— BEGIN EXTRACTED ENTRIES —
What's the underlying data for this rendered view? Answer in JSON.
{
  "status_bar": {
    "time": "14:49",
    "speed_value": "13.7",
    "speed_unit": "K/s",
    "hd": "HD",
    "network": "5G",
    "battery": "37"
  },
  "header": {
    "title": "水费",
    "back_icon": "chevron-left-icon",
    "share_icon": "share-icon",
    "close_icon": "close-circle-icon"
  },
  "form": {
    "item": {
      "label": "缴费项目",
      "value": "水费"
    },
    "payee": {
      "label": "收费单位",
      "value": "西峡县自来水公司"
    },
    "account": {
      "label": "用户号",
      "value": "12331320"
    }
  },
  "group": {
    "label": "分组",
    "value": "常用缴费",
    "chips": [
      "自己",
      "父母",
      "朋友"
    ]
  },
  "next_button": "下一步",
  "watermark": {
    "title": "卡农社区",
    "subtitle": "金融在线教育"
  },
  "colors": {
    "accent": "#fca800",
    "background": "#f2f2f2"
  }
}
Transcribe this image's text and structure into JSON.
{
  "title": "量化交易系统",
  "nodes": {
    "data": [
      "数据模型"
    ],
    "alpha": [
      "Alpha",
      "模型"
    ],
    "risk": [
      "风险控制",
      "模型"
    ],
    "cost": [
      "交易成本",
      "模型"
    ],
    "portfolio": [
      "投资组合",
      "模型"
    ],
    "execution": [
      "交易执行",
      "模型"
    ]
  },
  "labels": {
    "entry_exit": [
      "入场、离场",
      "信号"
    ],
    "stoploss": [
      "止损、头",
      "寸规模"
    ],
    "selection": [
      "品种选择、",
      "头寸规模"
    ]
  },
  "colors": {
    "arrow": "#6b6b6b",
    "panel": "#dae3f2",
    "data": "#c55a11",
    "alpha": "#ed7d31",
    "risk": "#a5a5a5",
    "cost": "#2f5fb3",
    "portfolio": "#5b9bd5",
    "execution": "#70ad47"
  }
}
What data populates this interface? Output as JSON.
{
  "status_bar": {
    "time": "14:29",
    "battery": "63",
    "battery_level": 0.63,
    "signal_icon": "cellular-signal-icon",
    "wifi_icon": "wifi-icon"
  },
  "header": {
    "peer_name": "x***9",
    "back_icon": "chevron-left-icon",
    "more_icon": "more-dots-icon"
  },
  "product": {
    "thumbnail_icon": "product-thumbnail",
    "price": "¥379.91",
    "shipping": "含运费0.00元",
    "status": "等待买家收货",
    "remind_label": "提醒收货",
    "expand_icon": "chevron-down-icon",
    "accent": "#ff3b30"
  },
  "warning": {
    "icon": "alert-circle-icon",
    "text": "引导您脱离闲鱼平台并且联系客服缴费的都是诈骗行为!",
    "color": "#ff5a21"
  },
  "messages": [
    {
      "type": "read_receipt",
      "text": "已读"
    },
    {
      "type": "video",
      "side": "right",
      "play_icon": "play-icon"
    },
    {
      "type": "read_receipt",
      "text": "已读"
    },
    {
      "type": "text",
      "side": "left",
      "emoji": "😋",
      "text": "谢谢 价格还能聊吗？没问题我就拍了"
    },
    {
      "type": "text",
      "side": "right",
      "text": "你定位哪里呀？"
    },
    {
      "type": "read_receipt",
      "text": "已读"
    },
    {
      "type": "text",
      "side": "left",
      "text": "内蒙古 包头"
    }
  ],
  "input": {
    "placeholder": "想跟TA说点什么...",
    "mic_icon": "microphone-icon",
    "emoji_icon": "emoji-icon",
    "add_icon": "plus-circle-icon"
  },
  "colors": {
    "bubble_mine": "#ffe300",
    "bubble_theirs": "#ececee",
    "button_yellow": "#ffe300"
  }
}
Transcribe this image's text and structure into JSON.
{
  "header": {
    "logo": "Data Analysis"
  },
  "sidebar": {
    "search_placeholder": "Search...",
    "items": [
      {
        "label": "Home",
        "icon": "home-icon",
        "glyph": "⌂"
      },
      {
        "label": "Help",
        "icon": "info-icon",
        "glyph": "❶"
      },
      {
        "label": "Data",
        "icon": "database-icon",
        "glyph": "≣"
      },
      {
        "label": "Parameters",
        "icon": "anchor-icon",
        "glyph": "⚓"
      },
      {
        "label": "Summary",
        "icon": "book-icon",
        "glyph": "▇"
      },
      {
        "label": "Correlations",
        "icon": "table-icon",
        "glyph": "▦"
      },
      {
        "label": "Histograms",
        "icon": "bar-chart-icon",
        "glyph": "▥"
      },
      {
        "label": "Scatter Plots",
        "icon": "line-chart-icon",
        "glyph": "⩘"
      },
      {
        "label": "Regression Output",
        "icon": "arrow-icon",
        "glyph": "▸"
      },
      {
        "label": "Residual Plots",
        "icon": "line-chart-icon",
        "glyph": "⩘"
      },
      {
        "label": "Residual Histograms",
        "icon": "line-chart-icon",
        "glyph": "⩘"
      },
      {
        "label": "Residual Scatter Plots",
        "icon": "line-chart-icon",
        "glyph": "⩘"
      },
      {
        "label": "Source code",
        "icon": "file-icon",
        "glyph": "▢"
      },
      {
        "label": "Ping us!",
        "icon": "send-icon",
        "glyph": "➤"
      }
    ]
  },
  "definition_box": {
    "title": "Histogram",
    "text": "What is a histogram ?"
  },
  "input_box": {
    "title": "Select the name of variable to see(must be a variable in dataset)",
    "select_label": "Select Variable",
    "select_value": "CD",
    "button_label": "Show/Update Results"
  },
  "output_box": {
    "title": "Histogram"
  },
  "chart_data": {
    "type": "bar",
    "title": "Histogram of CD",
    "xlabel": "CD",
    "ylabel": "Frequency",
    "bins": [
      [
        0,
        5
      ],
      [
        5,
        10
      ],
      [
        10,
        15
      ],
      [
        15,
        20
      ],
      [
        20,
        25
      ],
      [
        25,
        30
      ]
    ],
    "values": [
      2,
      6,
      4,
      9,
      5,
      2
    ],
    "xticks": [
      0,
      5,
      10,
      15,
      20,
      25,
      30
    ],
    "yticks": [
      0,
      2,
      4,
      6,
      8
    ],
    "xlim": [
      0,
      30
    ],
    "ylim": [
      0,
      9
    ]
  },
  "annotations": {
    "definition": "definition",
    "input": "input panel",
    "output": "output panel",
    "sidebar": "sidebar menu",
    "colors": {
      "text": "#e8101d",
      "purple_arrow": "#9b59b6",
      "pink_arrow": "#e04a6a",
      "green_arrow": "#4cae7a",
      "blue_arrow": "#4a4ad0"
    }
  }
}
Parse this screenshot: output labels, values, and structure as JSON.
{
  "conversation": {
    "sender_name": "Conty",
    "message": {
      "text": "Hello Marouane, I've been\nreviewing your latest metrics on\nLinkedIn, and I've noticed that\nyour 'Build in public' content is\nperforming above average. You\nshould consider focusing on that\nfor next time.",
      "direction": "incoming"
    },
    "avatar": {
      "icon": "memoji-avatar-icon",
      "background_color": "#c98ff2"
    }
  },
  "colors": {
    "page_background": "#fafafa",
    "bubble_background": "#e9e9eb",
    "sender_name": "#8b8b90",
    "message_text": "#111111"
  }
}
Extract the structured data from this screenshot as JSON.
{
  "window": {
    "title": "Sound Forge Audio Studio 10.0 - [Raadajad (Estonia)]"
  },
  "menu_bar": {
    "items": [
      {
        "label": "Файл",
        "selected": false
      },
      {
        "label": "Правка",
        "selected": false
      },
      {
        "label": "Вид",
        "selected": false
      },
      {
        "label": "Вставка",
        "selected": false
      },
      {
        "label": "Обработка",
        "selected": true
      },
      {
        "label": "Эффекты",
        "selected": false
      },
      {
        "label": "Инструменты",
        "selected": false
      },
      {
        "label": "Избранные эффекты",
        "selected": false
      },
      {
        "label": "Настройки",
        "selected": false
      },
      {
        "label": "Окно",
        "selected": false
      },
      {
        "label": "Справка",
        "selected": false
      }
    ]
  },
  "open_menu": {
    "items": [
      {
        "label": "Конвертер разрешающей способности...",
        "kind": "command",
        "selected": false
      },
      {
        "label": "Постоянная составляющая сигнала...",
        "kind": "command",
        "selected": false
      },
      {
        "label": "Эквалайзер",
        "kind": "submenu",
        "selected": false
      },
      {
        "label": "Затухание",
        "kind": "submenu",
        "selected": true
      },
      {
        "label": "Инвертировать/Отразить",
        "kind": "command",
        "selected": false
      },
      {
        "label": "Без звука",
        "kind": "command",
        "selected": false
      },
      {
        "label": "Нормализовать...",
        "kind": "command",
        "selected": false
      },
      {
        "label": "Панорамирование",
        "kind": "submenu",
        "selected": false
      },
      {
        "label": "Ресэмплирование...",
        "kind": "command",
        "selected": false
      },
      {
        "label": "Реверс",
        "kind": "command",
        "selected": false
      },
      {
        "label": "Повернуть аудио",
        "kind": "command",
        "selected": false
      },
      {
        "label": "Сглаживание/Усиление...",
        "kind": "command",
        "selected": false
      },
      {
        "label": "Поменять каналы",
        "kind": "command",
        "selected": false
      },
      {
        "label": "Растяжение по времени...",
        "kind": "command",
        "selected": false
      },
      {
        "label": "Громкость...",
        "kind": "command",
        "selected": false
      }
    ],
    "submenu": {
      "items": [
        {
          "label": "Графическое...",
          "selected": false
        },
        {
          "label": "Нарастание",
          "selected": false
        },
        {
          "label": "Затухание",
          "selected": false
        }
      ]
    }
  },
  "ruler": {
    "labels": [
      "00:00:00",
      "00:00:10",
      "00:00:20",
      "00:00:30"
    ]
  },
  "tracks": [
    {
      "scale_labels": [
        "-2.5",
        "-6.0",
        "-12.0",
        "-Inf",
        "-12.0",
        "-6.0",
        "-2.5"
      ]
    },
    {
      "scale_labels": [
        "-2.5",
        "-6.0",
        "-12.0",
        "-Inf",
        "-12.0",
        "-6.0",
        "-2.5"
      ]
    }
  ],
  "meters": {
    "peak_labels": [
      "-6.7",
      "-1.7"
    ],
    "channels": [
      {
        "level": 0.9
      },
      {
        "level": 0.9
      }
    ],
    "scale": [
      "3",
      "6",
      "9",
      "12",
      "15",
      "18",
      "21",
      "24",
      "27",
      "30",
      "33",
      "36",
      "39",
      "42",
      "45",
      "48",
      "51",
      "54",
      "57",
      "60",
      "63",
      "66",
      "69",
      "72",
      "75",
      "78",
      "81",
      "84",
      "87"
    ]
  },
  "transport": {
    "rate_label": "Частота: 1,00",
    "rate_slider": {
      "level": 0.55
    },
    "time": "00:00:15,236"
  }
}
— END EXTRACTED ENTRIES —
Read the data above and pull out each line that holds the string "circle".

    "close_icon": "close-circle-icon"
    "icon": "alert-circle-icon",
    "add_icon": "plus-circle-icon"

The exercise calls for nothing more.